* [WHAT IS EXPECTED]
Images are not part of the copy; write out the rest of the data exactly as given.

* [MATERIAL PROVIDED]

+++

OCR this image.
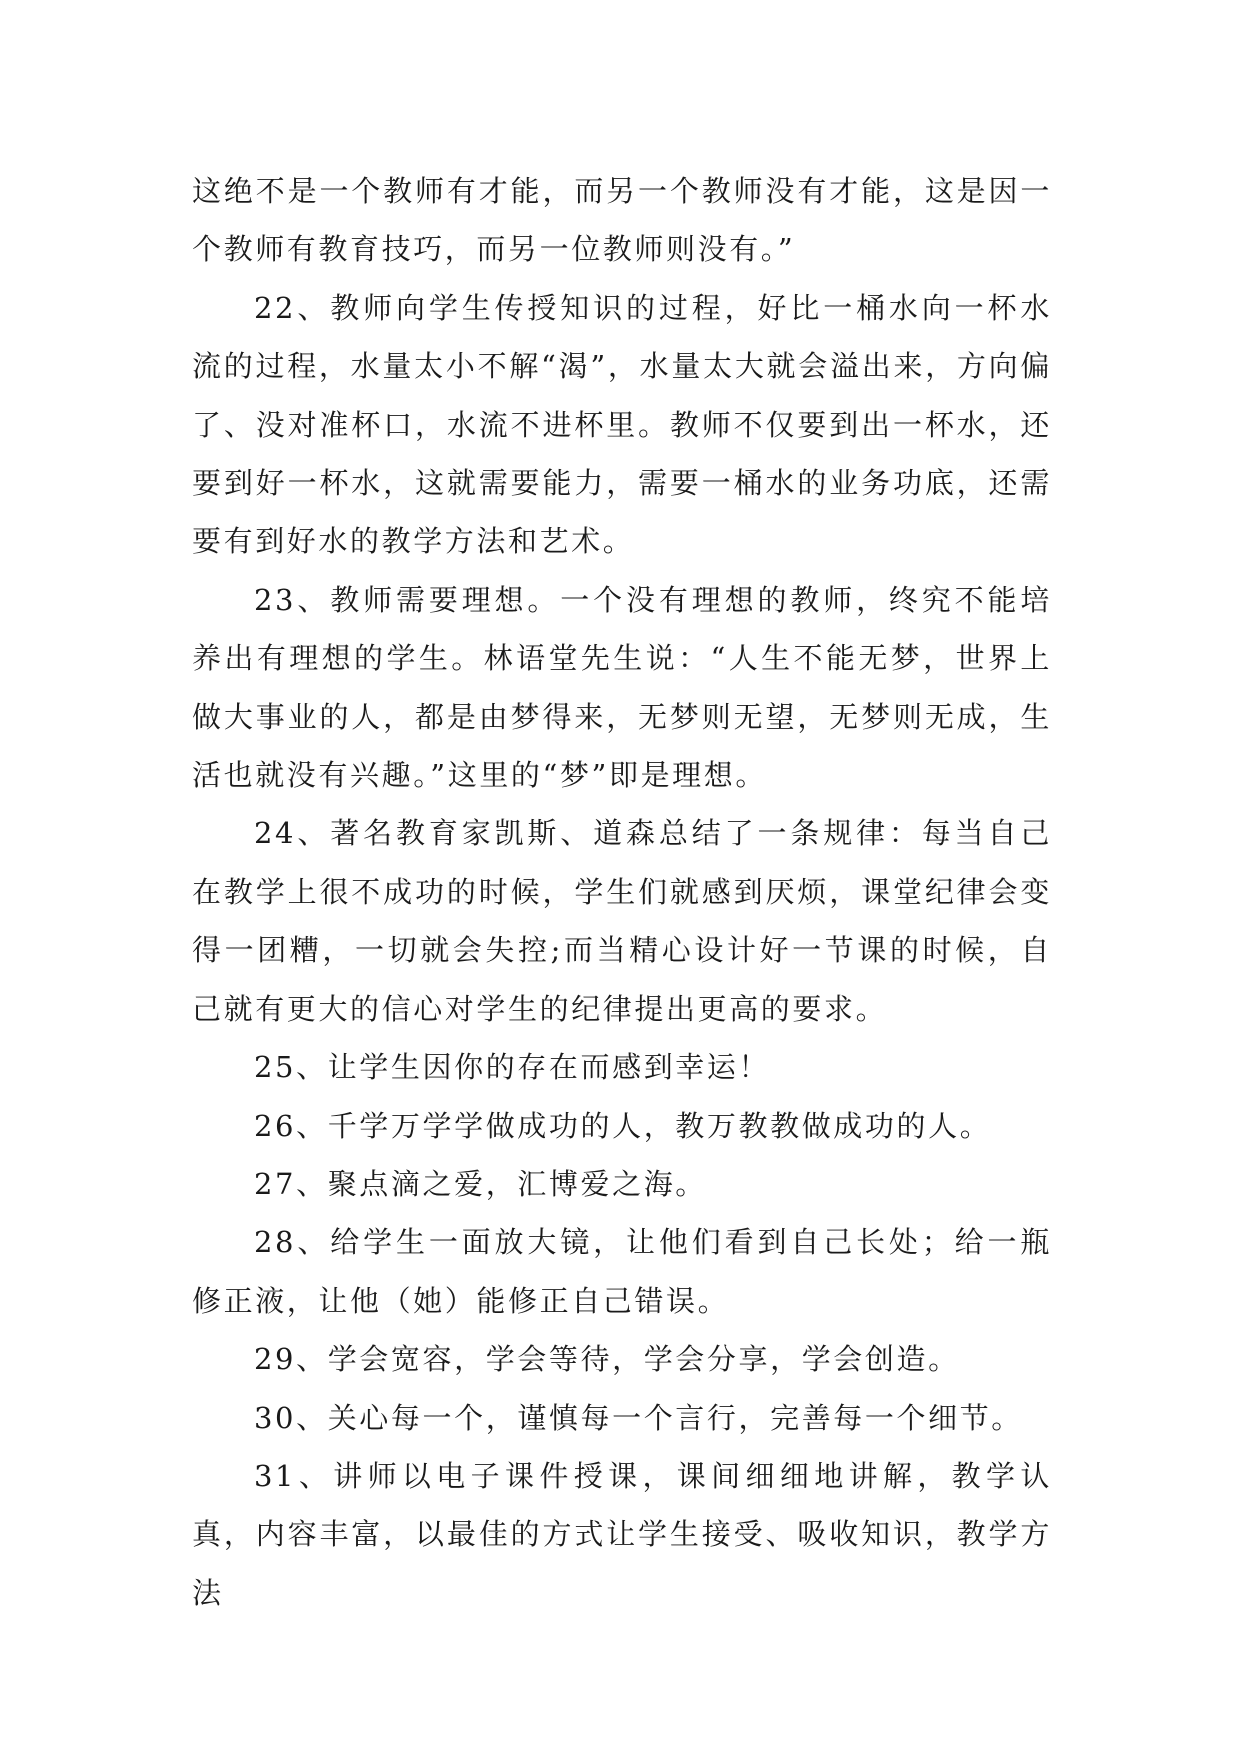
这绝不是一个教师有才能，而另一个教师没有才能，这是因一个教师有教育技巧，而另一位教师则没有。”

22、教师向学生传授知识的过程，好比一桶水向一杯水流的过程，水量太小不解“渴”，水量太大就会溢出来，方向偏了、没对准杯口，水流不进杯里。教师不仅要到出一杯水，还要到好一杯水，这就需要能力，需要一桶水的业务功底，还需要有到好水的教学方法和艺术。

23、教师需要理想。一个没有理想的教师，终究不能培养出有理想的学生。林语堂先生说：“人生不能无梦，世界上做大事业的人，都是由梦得来，无梦则无望，无梦则无成，生活也就没有兴趣。”这里的“梦”即是理想。

24、著名教育家凯斯、道森总结了一条规律：每当自己在教学上很不成功的时候，学生们就感到厌烦，课堂纪律会变得一团糟，一切就会失控;而当精心设计好一节课的时候，自己就有更大的信心对学生的纪律提出更高的要求。

25、让学生因你的存在而感到幸运！

26、千学万学学做成功的人，教万教教做成功的人。

27、聚点滴之爱，汇博爱之海。

28、给学生一面放大镜，让他们看到自己长处；给一瓶修正液，让他（她）能修正自己错误。

29、学会宽容，学会等待，学会分享，学会创造。

30、关心每一个，谨慎每一个言行，完善每一个细节。

31、讲师以电子课件授课，课间细细地讲解，教学认真，内容丰富，以最佳的方式让学生接受、吸收知识，教学方法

+++

* [EXERCISE OUTPUT]
OCR this image.
这绝不是一个教师有才能，而另一个教师没有才能，这是因一个教师有教育技巧，而另一位教师则没有。”

22、教师向学生传授知识的过程，好比一桶水向一杯水流的过程，水量太小不解“渴”，水量太大就会溢出来，方向偏了、没对准杯口，水流不进杯里。教师不仅要到出一杯水，还要到好一杯水，这就需要能力，需要一桶水的业务功底，还需要有到好水的教学方法和艺术。

23、教师需要理想。一个没有理想的教师，终究不能培养出有理想的学生。林语堂先生说：“人生不能无梦，世界上做大事业的人，都是由梦得来，无梦则无望，无梦则无成，生活也就没有兴趣。”这里的“梦”即是理想。

24、著名教育家凯斯、道森总结了一条规律：每当自己在教学上很不成功的时候，学生们就感到厌烦，课堂纪律会变得一团糟，一切就会失控;而当精心设计好一节课的时候，自己就有更大的信心对学生的纪律提出更高的要求。

25、让学生因你的存在而感到幸运！

26、千学万学学做成功的人，教万教教做成功的人。

27、聚点滴之爱，汇博爱之海。

28、给学生一面放大镜，让他们看到自己长处；给一瓶修正液，让他（她）能修正自己错误。

29、学会宽容，学会等待，学会分享，学会创造。

30、关心每一个，谨慎每一个言行，完善每一个细节。

31、讲师以电子课件授课，课间细细地讲解，教学认真，内容丰富，以最佳的方式让学生接受、吸收知识，教学方法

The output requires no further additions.